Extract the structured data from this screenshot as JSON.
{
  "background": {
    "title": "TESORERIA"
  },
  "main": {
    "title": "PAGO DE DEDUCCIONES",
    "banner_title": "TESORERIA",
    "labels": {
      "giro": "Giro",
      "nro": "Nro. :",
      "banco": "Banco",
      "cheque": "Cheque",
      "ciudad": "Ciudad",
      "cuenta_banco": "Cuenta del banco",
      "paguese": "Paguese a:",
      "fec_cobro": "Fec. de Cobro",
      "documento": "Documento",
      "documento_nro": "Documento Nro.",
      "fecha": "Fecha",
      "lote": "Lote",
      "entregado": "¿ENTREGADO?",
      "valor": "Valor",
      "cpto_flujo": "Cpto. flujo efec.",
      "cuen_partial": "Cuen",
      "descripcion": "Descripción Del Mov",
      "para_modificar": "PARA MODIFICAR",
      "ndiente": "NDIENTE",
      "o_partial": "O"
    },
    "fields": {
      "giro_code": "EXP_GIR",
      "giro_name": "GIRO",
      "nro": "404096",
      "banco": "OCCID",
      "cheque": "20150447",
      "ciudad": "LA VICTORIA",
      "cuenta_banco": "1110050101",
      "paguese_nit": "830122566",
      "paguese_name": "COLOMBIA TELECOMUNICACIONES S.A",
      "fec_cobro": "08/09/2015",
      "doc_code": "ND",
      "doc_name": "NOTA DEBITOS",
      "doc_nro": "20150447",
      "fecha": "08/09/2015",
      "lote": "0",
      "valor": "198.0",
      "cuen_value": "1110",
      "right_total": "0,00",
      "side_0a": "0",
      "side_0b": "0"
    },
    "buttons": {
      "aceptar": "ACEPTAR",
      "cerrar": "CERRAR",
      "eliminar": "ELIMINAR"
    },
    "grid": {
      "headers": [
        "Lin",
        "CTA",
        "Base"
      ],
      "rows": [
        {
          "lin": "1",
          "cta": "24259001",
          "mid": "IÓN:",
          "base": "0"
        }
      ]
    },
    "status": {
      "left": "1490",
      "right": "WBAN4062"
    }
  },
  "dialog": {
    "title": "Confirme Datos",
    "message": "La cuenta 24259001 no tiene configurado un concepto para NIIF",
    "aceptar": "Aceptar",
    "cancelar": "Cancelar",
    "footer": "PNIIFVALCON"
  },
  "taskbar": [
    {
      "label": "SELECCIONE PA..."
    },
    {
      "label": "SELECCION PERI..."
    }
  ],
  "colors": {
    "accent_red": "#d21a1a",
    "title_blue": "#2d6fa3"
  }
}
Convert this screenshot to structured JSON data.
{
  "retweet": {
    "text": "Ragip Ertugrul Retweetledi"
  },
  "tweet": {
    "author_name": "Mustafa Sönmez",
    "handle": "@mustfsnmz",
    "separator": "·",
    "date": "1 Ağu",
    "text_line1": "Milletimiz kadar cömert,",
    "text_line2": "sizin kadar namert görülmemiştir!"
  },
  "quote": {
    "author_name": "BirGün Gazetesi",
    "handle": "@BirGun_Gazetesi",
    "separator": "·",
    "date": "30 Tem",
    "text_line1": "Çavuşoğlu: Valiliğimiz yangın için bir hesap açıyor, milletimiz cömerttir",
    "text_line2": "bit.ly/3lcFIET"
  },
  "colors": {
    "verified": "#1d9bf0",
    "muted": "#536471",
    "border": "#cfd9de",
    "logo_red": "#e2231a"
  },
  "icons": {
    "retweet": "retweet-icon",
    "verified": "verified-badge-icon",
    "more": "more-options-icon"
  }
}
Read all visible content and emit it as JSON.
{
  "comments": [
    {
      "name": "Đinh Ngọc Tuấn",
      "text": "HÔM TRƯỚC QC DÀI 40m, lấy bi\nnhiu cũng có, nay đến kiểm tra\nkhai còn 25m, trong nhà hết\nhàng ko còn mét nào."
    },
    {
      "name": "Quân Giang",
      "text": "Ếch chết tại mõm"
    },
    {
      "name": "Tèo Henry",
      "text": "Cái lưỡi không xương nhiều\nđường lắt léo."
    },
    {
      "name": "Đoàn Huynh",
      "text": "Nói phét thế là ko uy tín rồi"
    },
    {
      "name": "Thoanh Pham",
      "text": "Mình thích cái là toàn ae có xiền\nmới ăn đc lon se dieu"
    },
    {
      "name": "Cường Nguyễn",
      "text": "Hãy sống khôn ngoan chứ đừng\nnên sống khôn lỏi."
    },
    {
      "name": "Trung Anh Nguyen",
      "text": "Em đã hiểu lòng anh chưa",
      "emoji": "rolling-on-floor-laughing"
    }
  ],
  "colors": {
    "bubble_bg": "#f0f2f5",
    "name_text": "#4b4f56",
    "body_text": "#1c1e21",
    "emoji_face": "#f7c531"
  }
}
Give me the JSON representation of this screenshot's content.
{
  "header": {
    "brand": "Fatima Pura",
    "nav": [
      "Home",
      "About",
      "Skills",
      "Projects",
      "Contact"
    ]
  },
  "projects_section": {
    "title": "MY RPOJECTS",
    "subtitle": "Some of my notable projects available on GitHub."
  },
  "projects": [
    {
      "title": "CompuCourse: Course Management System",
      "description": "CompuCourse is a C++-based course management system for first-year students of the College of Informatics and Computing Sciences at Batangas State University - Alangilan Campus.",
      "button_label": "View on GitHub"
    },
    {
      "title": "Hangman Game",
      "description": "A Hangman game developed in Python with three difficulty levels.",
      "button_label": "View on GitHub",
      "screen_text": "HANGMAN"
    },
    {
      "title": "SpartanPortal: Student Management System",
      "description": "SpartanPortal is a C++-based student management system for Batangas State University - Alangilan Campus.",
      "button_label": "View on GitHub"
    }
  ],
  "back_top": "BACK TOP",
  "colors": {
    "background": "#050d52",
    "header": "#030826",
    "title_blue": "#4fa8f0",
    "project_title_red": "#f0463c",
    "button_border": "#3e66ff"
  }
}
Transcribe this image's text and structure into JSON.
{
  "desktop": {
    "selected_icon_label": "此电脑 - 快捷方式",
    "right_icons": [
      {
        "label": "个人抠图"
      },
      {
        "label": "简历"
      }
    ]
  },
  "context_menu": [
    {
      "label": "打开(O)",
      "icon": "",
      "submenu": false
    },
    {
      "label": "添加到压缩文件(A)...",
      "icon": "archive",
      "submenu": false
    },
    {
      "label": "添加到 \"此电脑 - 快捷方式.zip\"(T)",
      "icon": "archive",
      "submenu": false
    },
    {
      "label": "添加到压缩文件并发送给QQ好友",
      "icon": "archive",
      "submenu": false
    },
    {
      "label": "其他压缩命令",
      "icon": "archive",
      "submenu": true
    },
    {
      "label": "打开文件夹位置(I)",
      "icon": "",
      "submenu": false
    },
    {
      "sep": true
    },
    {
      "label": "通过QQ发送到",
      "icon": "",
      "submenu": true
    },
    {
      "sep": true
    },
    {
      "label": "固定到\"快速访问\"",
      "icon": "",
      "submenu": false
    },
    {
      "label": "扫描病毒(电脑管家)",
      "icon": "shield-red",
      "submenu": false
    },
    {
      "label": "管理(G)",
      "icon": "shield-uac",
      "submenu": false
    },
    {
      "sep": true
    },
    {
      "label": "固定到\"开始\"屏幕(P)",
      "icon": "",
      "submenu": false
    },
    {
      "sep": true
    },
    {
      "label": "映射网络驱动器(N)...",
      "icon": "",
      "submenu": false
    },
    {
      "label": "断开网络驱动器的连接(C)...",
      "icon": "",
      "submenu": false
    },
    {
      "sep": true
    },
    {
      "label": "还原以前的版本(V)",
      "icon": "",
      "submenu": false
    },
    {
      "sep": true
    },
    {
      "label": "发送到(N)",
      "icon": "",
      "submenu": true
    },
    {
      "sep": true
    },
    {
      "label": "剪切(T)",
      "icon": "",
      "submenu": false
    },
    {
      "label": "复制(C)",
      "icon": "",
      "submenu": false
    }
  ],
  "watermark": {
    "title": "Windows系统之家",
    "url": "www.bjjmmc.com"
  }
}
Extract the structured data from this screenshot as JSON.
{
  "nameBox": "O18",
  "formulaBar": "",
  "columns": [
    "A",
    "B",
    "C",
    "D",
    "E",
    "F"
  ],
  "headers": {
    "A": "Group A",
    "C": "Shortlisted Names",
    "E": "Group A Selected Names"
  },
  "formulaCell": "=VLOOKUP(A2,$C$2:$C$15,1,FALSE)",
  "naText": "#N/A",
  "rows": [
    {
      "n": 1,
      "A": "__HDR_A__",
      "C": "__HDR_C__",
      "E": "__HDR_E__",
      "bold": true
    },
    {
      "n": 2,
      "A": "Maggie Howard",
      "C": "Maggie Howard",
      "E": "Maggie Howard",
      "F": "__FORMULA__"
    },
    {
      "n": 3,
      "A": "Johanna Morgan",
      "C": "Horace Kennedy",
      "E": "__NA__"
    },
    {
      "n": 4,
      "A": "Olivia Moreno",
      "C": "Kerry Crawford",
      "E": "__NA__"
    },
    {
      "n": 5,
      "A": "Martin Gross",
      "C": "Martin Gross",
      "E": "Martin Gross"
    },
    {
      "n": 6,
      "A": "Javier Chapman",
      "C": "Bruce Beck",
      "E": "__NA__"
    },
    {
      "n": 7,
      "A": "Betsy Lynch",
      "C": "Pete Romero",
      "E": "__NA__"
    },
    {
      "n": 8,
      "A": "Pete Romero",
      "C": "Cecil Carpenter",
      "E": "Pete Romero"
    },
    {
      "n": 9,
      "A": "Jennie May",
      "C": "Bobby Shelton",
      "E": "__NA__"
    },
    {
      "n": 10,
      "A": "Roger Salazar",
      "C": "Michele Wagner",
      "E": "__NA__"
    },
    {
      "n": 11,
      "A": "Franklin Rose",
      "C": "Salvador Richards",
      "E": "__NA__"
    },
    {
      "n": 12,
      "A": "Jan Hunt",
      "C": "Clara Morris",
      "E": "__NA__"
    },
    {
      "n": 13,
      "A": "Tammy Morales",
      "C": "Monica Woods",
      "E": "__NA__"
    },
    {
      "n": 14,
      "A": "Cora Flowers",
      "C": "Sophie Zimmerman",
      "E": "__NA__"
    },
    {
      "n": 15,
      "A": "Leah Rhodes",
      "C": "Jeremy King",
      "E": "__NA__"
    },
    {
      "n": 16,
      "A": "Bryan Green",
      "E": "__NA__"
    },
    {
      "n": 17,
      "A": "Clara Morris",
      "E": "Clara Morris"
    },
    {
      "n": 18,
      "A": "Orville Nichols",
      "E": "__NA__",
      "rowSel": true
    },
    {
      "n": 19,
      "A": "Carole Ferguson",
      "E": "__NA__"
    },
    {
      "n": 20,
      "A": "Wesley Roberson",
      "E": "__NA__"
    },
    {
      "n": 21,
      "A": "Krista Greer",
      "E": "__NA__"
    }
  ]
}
= = = =
§ Objective: Provide only the number of lines in the records containing the string "Howard".

§ Complete output: 3